Extract all lines containing "directory".
>> Begin Items
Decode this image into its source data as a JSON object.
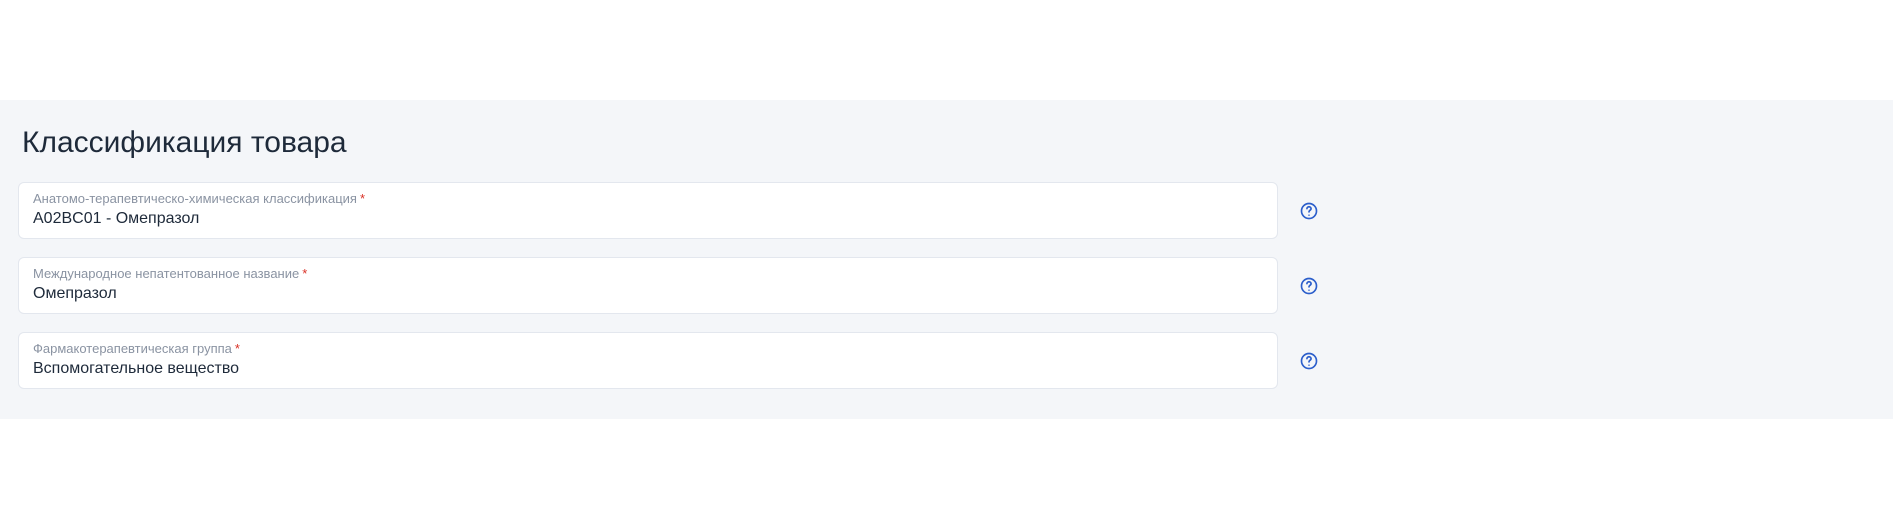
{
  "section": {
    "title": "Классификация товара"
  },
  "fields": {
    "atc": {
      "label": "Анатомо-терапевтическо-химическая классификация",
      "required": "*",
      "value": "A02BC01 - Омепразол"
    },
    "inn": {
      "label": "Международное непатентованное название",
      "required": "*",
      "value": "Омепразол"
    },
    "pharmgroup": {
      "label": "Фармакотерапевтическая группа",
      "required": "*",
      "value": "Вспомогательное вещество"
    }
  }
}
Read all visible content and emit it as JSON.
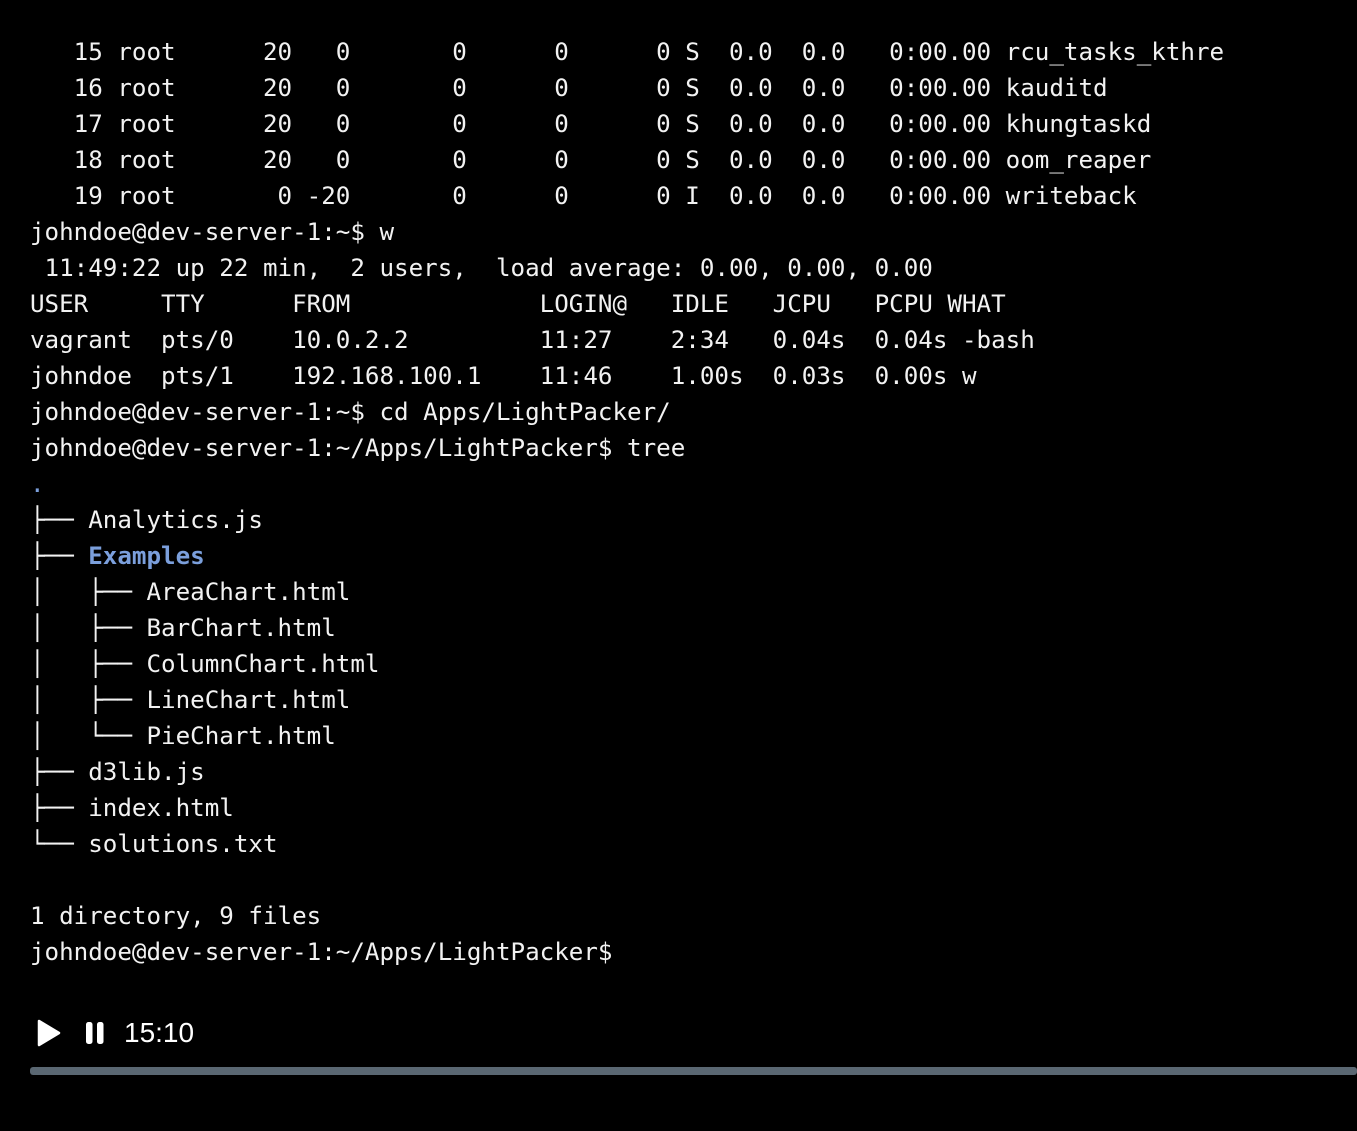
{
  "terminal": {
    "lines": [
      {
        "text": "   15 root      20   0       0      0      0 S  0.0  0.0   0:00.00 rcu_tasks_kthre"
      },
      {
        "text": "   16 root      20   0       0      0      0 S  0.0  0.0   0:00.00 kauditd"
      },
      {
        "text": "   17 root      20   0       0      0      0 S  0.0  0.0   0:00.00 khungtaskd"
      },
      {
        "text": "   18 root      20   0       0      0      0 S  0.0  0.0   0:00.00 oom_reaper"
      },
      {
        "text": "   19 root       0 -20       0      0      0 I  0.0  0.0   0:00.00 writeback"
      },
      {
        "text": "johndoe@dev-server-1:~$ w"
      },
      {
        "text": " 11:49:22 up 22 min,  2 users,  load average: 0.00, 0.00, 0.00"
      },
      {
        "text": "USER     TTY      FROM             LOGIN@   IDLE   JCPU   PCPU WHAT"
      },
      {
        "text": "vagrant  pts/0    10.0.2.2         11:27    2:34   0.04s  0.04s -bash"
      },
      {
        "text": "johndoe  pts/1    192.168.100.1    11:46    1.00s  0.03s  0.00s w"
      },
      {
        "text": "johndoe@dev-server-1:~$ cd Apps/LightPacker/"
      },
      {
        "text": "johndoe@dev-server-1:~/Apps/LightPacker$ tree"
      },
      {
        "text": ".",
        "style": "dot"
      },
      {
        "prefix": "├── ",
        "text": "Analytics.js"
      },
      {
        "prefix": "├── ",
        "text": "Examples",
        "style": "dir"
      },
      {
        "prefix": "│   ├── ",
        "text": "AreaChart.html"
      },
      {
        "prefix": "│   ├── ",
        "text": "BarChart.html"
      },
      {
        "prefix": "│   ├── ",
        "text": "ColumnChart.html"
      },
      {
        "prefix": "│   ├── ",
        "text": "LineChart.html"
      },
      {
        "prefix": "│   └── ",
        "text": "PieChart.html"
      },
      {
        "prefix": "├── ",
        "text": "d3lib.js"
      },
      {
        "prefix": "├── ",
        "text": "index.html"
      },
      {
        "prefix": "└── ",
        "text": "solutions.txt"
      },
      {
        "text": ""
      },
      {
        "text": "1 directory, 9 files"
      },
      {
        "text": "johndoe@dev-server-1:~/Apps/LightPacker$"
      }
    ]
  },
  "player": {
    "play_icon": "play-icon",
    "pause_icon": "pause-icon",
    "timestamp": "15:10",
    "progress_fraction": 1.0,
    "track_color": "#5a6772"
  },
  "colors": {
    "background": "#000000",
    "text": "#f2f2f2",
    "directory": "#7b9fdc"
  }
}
>> End Items
>> Begin Items
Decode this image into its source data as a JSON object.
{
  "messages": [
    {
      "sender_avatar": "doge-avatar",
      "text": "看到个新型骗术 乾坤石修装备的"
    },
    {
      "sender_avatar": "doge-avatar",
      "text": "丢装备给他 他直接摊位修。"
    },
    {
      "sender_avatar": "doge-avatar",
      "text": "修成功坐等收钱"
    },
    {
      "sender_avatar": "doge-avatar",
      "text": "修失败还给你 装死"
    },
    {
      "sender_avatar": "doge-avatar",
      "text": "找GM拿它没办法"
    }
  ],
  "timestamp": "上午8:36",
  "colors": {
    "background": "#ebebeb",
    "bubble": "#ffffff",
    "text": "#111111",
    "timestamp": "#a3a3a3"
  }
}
>> End Items
- Written response:
        "text": "1 directory, 9 files"
    "directory": "#7b9fdc"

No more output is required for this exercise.